Task directions.
Report, word for word, every line of the material that contains "name".

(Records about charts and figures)
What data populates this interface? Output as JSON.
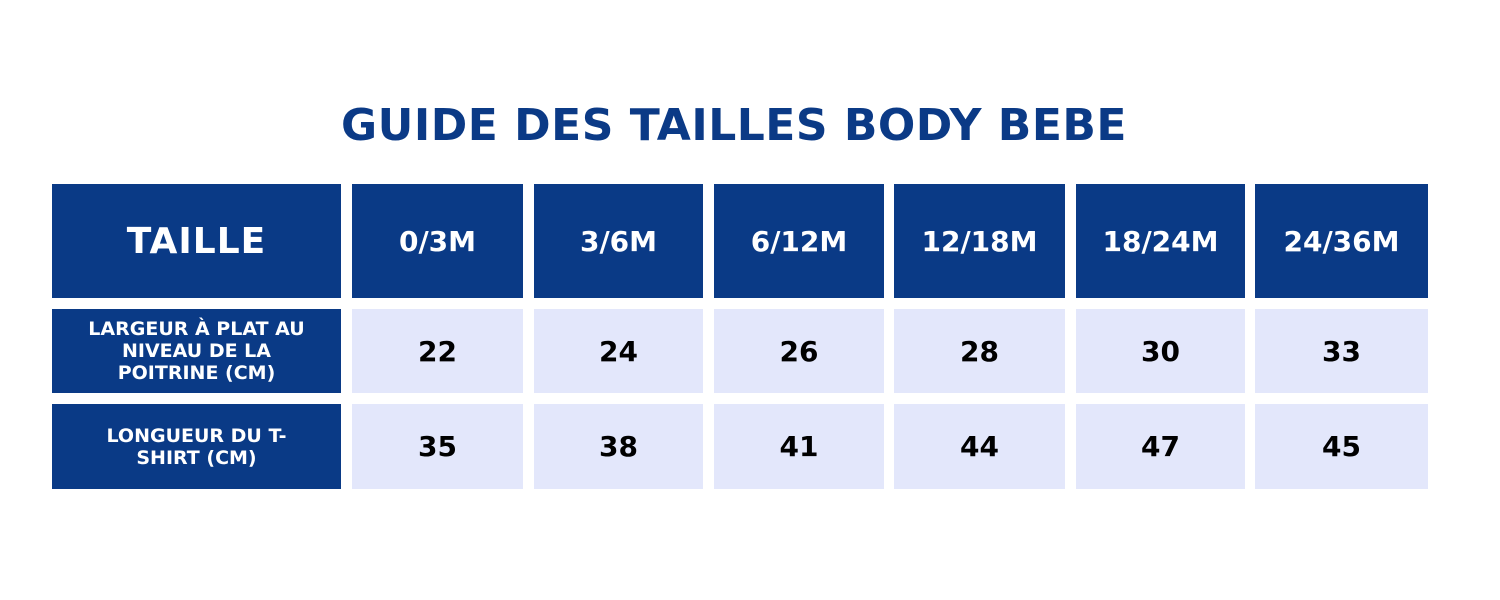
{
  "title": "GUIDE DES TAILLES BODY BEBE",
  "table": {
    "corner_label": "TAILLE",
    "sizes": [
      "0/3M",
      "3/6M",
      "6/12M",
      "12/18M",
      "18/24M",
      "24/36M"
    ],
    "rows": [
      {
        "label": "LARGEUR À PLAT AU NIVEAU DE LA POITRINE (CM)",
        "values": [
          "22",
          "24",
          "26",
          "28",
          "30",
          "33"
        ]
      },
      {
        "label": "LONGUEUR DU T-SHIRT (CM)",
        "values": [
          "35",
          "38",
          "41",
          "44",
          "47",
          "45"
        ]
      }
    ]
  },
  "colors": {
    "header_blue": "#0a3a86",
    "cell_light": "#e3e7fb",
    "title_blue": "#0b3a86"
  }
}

---

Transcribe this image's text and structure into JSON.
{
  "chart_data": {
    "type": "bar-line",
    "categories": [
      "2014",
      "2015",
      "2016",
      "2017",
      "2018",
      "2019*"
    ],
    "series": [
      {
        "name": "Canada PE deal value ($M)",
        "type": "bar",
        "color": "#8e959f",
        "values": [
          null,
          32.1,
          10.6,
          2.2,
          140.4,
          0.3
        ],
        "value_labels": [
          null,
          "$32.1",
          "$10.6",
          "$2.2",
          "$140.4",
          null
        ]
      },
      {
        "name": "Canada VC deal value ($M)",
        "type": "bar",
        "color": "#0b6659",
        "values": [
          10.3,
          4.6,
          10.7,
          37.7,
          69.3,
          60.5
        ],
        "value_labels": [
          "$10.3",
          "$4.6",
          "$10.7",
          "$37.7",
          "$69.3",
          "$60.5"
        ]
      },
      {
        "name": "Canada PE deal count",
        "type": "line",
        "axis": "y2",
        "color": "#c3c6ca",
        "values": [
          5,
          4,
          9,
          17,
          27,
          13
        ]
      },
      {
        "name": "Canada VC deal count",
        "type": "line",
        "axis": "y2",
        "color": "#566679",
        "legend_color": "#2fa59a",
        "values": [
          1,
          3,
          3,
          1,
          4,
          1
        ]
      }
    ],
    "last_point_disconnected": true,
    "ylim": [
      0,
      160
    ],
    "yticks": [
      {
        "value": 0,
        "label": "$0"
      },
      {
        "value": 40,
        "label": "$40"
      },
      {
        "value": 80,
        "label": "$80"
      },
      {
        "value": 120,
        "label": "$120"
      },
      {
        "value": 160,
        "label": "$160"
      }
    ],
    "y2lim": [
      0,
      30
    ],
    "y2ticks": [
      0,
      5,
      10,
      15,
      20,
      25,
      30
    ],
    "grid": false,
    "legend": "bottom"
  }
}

--

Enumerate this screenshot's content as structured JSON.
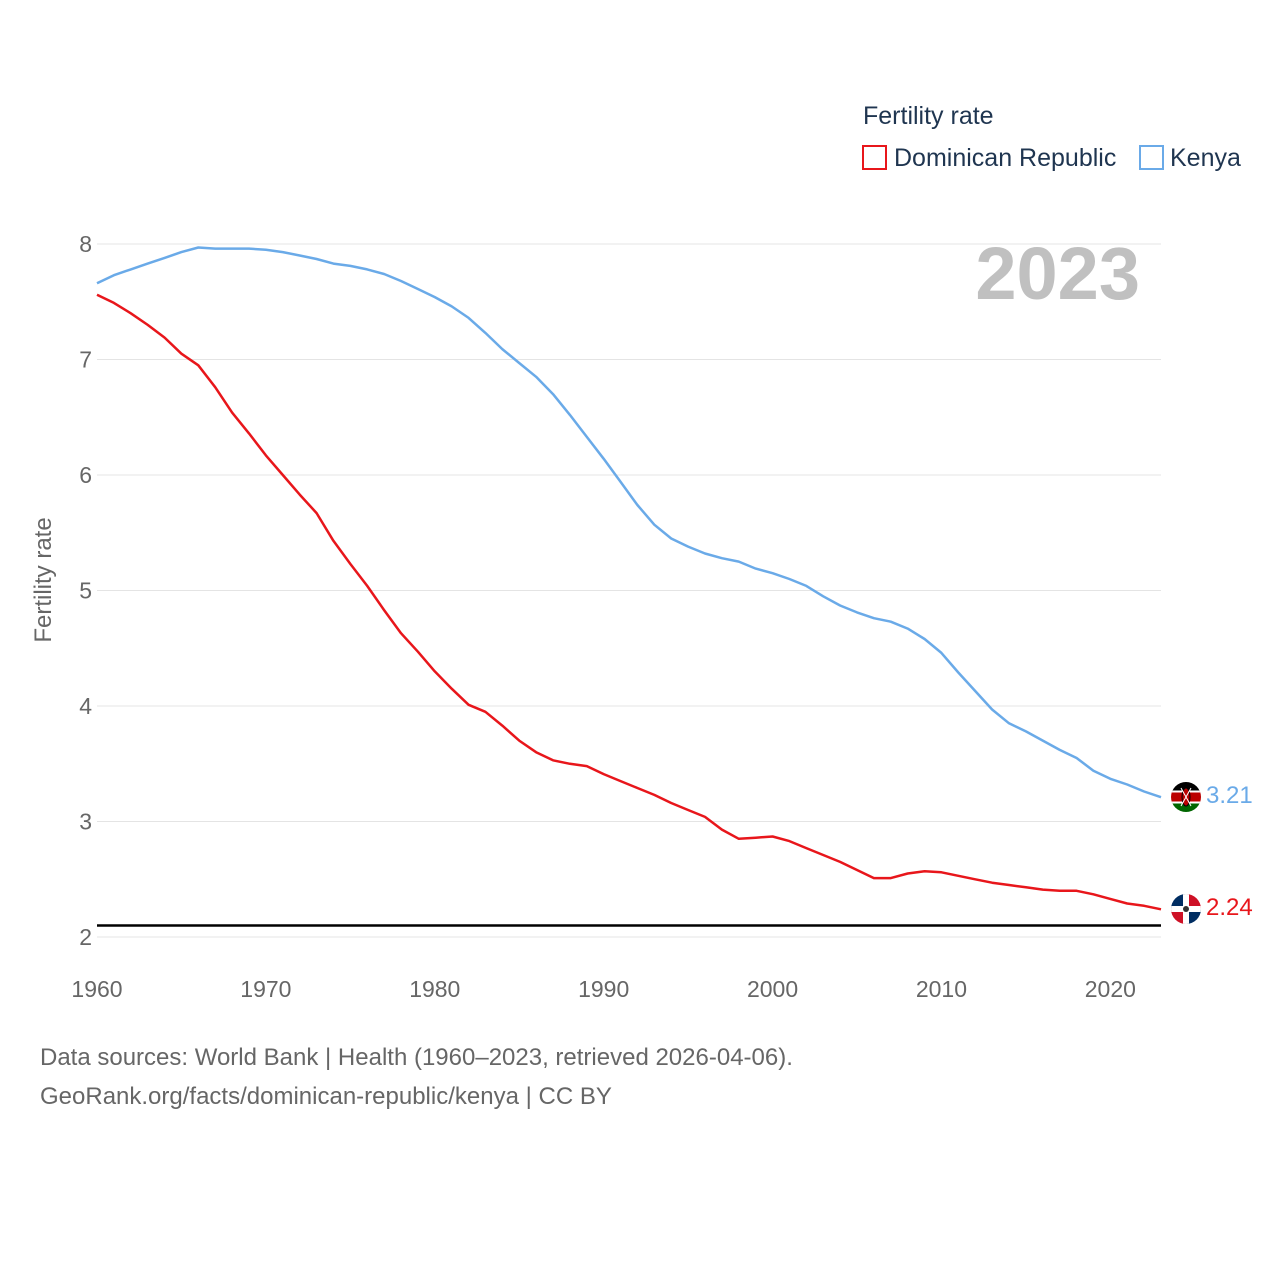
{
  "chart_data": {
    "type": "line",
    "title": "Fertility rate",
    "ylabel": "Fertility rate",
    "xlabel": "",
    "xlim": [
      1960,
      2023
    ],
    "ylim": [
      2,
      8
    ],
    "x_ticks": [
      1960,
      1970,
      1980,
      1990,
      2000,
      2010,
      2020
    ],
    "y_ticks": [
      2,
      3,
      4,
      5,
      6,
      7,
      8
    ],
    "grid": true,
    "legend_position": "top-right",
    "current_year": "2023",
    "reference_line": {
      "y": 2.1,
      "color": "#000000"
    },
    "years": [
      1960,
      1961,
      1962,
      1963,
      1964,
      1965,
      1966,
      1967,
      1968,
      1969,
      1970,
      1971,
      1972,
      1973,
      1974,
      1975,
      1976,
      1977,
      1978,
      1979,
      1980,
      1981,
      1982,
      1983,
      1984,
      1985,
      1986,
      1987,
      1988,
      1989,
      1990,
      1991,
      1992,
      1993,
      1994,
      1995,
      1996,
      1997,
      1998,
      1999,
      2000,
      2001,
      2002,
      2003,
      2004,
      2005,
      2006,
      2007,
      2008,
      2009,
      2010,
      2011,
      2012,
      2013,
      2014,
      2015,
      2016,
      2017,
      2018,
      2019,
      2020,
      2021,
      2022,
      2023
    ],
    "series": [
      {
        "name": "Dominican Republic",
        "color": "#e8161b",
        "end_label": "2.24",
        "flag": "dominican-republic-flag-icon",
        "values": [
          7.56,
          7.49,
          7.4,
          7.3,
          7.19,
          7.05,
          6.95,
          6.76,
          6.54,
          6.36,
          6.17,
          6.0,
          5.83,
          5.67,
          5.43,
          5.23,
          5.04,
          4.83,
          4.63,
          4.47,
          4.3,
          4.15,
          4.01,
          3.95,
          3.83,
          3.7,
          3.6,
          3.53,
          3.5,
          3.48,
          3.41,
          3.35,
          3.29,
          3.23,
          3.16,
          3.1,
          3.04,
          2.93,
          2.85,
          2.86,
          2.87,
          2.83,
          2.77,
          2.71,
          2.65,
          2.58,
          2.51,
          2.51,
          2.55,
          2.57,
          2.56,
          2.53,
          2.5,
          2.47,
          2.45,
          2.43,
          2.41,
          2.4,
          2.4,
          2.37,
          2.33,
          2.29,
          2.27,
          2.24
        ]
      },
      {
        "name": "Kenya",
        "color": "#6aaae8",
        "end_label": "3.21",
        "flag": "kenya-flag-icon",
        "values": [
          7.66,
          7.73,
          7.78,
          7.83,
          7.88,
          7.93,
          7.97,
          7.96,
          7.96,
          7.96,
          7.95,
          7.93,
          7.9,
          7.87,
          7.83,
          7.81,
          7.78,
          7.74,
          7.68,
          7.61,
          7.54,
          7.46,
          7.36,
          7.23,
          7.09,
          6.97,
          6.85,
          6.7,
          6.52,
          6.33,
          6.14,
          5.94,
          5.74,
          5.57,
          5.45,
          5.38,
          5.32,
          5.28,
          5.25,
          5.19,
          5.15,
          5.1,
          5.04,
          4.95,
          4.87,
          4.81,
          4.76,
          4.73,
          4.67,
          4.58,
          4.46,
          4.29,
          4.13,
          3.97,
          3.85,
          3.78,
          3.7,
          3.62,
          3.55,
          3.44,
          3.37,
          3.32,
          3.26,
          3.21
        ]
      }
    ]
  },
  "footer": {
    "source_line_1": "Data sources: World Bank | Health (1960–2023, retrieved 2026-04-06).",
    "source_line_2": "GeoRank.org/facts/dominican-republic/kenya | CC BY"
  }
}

Final answer.
        "name": "Canada PE deal value ($M)",
        "name": "Canada VC deal value ($M)",
        "name": "Canada PE deal count",
        "name": "Canada VC deal count",
        "name": "Dominican Republic",
        "name": "Kenya",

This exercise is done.